What the task asks ▸ Records follow. Pull out every line that contains "Plank".

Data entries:
○ ○ ○ ○

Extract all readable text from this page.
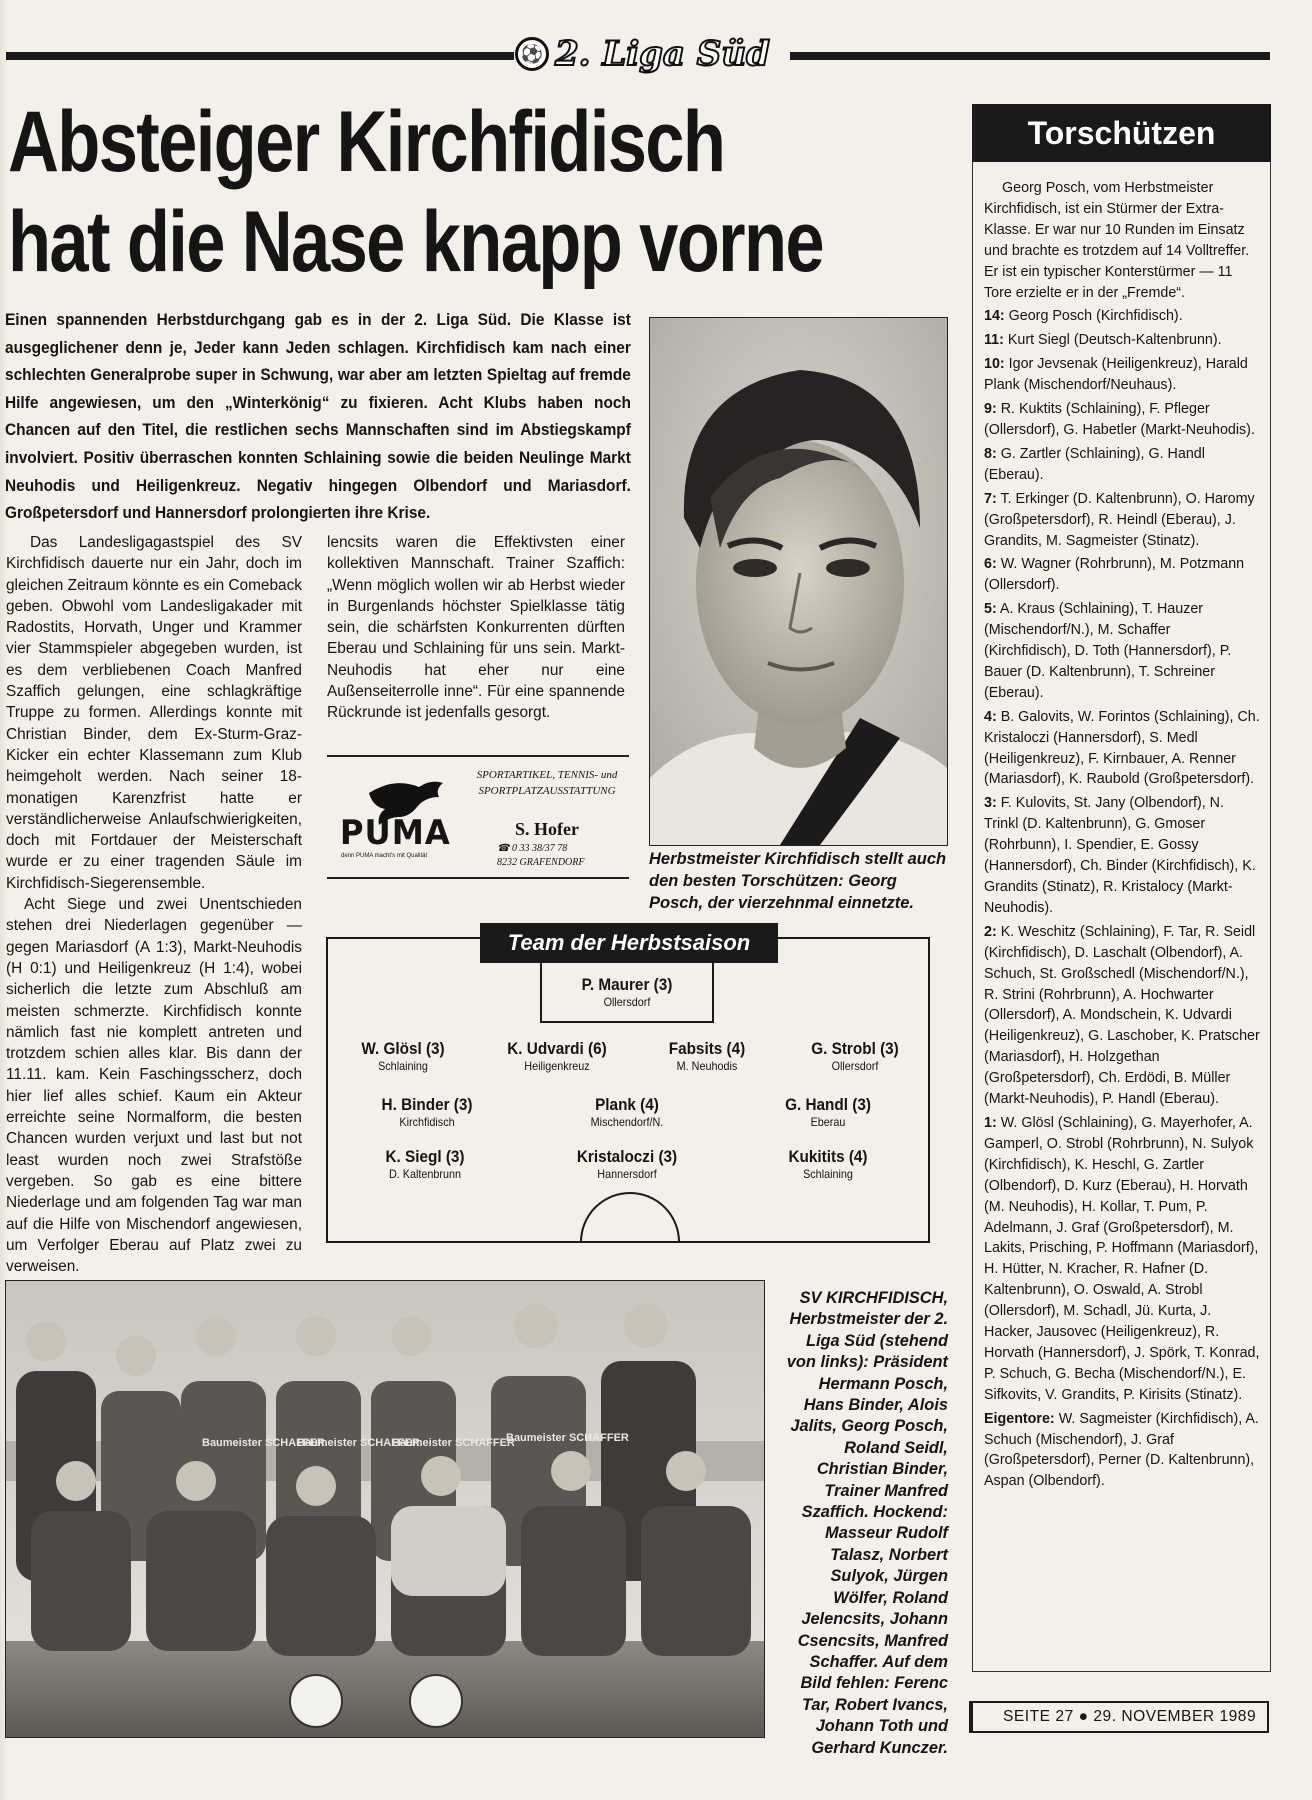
⚽ 2. Liga Süd
Absteiger Kirchfidisch
hat die Nase knapp vorne
Einen spannenden Herbstdurchgang gab es in der 2. Liga Süd. Die Klasse ist ausgeglichener denn je, Jeder kann Jeden schlagen. Kirchfidisch kam nach einer schlechten Generalprobe super in Schwung, war aber am letzten Spieltag auf fremde Hilfe angewiesen, um den „Winterkönig“ zu fixieren. Acht Klubs haben noch Chancen auf den Titel, die restlichen sechs Mannschaften sind im Abstiegskampf involviert. Positiv überraschen konnten Schlaining sowie die beiden Neulinge Markt Neuhodis und Heiligenkreuz. Negativ hingegen Olbendorf und Mariasdorf. Großpetersdorf und Hannersdorf prolongierten ihre Krise.

Das Landesligagastspiel des SV Kirchfidisch dauerte nur ein Jahr, doch im gleichen Zeitraum könnte es ein Comeback geben. Obwohl vom Landesligakader mit Radostits, Horvath, Unger und Krammer vier Stammspieler abgegeben wurden, ist es dem verbliebenen Coach Manfred Szaffich gelungen, eine schlagkräftige Truppe zu formen. Allerdings konnte mit Christian Binder, dem Ex-Sturm-Graz-Kicker ein echter Klassemann zum Klub heimgeholt werden. Nach seiner 18-monatigen Karenzfrist hatte er verständlicherweise Anlaufschwierigkeiten, doch mit Fortdauer der Meisterschaft wurde er zu einer tragenden Säule im Kirchfidisch-Siegerensemble.

Acht Siege und zwei Unentschieden stehen drei Niederlagen gegenüber — gegen Mariasdorf (A 1:3), Markt-Neuhodis (H 0:1) und Heiligenkreuz (H 1:4), wobei sicherlich die letzte zum Abschluß am meisten schmerzte. Kirchfidisch konnte nämlich fast nie komplett antreten und trotzdem schien alles klar. Bis dann der 11.11. kam. Kein Faschingsscherz, doch hier lief alles schief. Kaum ein Akteur erreichte seine Normalform, die besten Chancen wurden verjuxt und last but not least wurden noch zwei Strafstöße vergeben. So gab es eine bittere Niederlage und am folgenden Tag war man auf die Hilfe von Mischendorf angewiesen, um Verfolger Eberau auf Platz zwei zu verweisen.

lencsits waren die Effektivsten einer kollektiven Mannschaft. Trainer Szaffich: „Wenn möglich wollen wir ab Herbst wieder in Burgenlands höchster Spielklasse tätig sein, die schärfsten Konkurrenten dürften Eberau und Schlaining für uns sein. Markt-Neuhodis hat eher nur eine Außenseiterrolle inne“. Für eine spannende Rückrunde ist jedenfalls gesorgt.

PUMA
denn PUMA macht's mit Qualität
SPORTARTIKEL, TENNIS- und SPORTPLATZAUSSTATTUNG
S. Hofer
☎ 0 33 38/37 78
8232 GRAFENDORF	Herbstmeister Kirchfidisch stellt auch den besten Torschützen: Georg Posch, der vierzehnmal einnetzte.
Team der Herbstsaison
P. Maurer (3)
Ollersdorf
W. Glösl (3)
Schlaining
K. Udvardi (6)
Heiligenkreuz
Fabsits (4)
M. Neuhodis
G. Strobl (3)
Ollersdorf
H. Binder (3)
Kirchfidisch
Plank (4)
Mischendorf/N.
G. Handl (3)
Eberau
K. Siegl (3)
D. Kaltenbrunn
Kristaloczi (3)
Hannersdorf
Kukitits (4)
Schlaining
Baumeister SCHAFFER
Baumeister SCHAFFER
Baumeister SCHAFFER
Baumeister SCHAFFER
SV KIRCHFIDISCH, Herbstmeister der 2. Liga Süd (stehend von links): Präsident Hermann Posch, Hans Binder, Alois Jalits, Georg Posch, Roland Seidl, Christian Binder, Trainer Manfred Szaffich. Hockend: Masseur Rudolf Talasz, Norbert Sulyok, Jürgen Wölfer, Roland Jelencsits, Johann Csencsits, Manfred Schaffer. Auf dem Bild fehlen: Ferenc Tar, Robert Ivancs, Johann Toth und Gerhard Kunczer.
Torschützen

Georg Posch, vom Herbstmeister Kirchfidisch, ist ein Stürmer der Extra-Klasse. Er war nur 10 Runden im Einsatz und brachte es trotzdem auf 14 Volltreffer. Er ist ein typischer Konterstürmer — 11 Tore erzielte er in der „Fremde“.

14: Georg Posch (Kirchfidisch).

11: Kurt Siegl (Deutsch-Kaltenbrunn).

10: Igor Jevsenak (Heiligenkreuz), Harald Plank (Mischendorf/Neuhaus).

9: R. Kuktits (Schlaining), F. Pfleger (Ollersdorf), G. Habetler (Markt-Neuhodis).

8: G. Zartler (Schlaining), G. Handl (Eberau).

7: T. Erkinger (D. Kaltenbrunn), O. Haromy (Großpetersdorf), R. Heindl (Eberau), J. Grandits, M. Sagmeister (Stinatz).

6: W. Wagner (Rohrbrunn), M. Potzmann (Ollersdorf).

5: A. Kraus (Schlaining), T. Hauzer (Mischendorf/N.), M. Schaffer (Kirchfidisch), D. Toth (Hannersdorf), P. Bauer (D. Kaltenbrunn), T. Schreiner (Eberau).

4: B. Galovits, W. Forintos (Schlaining), Ch. Kristaloczi (Hannersdorf), S. Medl (Heiligenkreuz), F. Kirnbauer, A. Renner (Mariasdorf), K. Raubold (Großpetersdorf).

3: F. Kulovits, St. Jany (Olbendorf), N. Trinkl (D. Kaltenbrunn), G. Gmoser (Rohrbunn), I. Spendier, E. Gossy (Hannersdorf), Ch. Binder (Kirchfidisch), K. Grandits (Stinatz), R. Kristalocy (Markt-Neuhodis).

2: K. Weschitz (Schlaining), F. Tar, R. Seidl (Kirchfidisch), D. Laschalt (Olbendorf), A. Schuch, St. Großschedl (Mischendorf/N.), R. Strini (Rohrbrunn), A. Hochwarter (Ollersdorf), A. Mondschein, K. Udvardi (Heiligenkreuz), G. Laschober, K. Pratscher (Mariasdorf), H. Holzgethan (Großpetersdorf), Ch. Erdödi, B. Müller (Markt-Neuhodis), P. Handl (Eberau).

1: W. Glösl (Schlaining), G. Mayerhofer, A. Gamperl, O. Strobl (Rohrbrunn), N. Sulyok (Kirchfidisch), K. Heschl, G. Zartler (Olbendorf), D. Kurz (Eberau), H. Horvath (M. Neuhodis), H. Kollar, T. Pum, P. Adelmann, J. Graf (Großpetersdorf), M. Lakits, Prisching, P. Hoffmann (Mariasdorf), H. Hütter, N. Kracher, R. Hafner (D. Kaltenbrunn), O. Oswald, A. Strobl (Ollersdorf), M. Schadl, Jü. Kurta, J. Hacker, Jausovec (Heiligenkreuz), R. Horvath (Hannersdorf), J. Spörk, T. Konrad, P. Schuch, G. Becha (Mischendorf/N.), E. Sifkovits, V. Grandits, P. Kirisits (Stinatz).

Eigentore: W. Sagmeister (Kirchfidisch), A. Schuch (Mischendorf), J. Graf (Großpetersdorf), Perner (D. Kaltenbrunn), Aspan (Olbendorf).

SEITE 27 ● 29. NOVEMBER 1989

○ ○ ○ ○

Result of the task ▸
Plank (4)
10: Igor Jevsenak (Heiligenkreuz), Harald Plank (Mischendorf/Neuhaus).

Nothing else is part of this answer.